YOUR INSTRUCTIONS: Find the word "Nhuận" in the material below and gather every line that contains it.

===

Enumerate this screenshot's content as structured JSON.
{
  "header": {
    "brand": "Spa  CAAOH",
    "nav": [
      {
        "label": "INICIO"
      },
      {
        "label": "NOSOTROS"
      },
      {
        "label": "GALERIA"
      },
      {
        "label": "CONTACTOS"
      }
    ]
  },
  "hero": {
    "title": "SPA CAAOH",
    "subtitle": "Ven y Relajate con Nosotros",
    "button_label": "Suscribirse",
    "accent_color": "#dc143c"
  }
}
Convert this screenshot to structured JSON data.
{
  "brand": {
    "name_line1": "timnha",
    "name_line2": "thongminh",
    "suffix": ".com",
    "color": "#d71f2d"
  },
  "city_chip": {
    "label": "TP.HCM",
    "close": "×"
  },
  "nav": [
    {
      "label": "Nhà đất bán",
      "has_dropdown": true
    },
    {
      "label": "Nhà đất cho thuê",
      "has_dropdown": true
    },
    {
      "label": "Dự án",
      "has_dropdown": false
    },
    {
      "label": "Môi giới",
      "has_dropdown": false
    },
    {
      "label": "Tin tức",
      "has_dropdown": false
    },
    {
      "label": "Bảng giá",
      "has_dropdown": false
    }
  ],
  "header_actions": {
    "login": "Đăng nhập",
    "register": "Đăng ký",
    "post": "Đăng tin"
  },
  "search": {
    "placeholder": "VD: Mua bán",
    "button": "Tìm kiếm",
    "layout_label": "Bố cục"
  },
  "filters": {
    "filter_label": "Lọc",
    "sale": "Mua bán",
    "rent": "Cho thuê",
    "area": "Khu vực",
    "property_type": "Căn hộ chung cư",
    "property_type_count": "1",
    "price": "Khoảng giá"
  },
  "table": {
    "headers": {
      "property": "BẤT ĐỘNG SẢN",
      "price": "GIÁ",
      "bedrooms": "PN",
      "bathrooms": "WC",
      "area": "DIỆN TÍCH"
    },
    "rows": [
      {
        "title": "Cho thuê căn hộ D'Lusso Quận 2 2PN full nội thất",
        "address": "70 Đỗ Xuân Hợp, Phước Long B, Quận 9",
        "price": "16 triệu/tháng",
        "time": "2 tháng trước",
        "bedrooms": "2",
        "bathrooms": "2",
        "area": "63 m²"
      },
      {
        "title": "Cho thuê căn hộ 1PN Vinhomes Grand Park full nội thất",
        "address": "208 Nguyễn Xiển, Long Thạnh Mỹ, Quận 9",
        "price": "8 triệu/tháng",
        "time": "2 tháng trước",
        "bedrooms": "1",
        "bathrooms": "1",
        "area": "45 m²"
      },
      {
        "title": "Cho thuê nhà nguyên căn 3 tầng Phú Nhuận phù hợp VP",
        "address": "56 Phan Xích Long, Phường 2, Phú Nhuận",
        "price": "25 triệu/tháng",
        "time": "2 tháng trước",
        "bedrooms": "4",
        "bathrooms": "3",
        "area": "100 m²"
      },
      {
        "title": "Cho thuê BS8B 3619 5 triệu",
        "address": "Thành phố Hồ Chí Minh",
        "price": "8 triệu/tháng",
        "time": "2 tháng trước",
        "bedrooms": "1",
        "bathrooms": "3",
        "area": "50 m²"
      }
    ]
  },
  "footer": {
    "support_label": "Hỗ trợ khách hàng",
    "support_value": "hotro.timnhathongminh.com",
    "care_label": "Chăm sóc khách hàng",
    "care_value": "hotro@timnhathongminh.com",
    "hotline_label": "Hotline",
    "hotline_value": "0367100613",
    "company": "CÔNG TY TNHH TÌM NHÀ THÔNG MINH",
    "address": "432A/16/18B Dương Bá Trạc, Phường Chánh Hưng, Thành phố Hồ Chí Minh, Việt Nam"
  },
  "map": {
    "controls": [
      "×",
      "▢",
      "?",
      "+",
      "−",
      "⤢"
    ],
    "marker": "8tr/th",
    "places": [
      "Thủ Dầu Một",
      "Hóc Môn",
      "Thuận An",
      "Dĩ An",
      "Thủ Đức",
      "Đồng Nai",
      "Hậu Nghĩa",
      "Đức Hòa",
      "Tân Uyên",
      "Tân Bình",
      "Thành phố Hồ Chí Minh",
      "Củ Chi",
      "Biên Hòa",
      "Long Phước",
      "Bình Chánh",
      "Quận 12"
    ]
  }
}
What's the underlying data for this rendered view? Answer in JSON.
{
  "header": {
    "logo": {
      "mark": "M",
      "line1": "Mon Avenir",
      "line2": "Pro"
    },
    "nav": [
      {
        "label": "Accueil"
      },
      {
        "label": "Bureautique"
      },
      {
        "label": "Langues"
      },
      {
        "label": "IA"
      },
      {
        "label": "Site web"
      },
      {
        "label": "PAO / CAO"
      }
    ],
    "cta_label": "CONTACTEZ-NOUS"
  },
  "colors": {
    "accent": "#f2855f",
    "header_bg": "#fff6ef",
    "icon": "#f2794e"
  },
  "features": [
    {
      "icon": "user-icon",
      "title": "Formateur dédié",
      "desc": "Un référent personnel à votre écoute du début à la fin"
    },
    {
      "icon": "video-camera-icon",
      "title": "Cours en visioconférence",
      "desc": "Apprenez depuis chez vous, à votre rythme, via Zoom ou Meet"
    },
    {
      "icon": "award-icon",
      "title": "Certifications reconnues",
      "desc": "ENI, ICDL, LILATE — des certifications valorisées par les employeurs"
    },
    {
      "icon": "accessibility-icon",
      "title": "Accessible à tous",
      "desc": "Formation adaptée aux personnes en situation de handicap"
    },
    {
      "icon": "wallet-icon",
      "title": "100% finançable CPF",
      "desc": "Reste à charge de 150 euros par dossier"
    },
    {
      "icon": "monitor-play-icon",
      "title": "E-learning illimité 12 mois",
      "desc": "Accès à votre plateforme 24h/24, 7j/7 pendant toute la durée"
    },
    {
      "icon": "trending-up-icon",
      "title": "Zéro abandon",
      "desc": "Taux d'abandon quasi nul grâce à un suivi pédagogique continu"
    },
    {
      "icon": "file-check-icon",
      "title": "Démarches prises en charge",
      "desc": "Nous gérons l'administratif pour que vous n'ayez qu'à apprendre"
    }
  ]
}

===

TASK ANSWER:
        "title": "Cho thuê nhà nguyên căn 3 tầng Phú Nhuận phù hợp VP",
        "address": "56 Phan Xích Long, Phường 2, Phú Nhuận",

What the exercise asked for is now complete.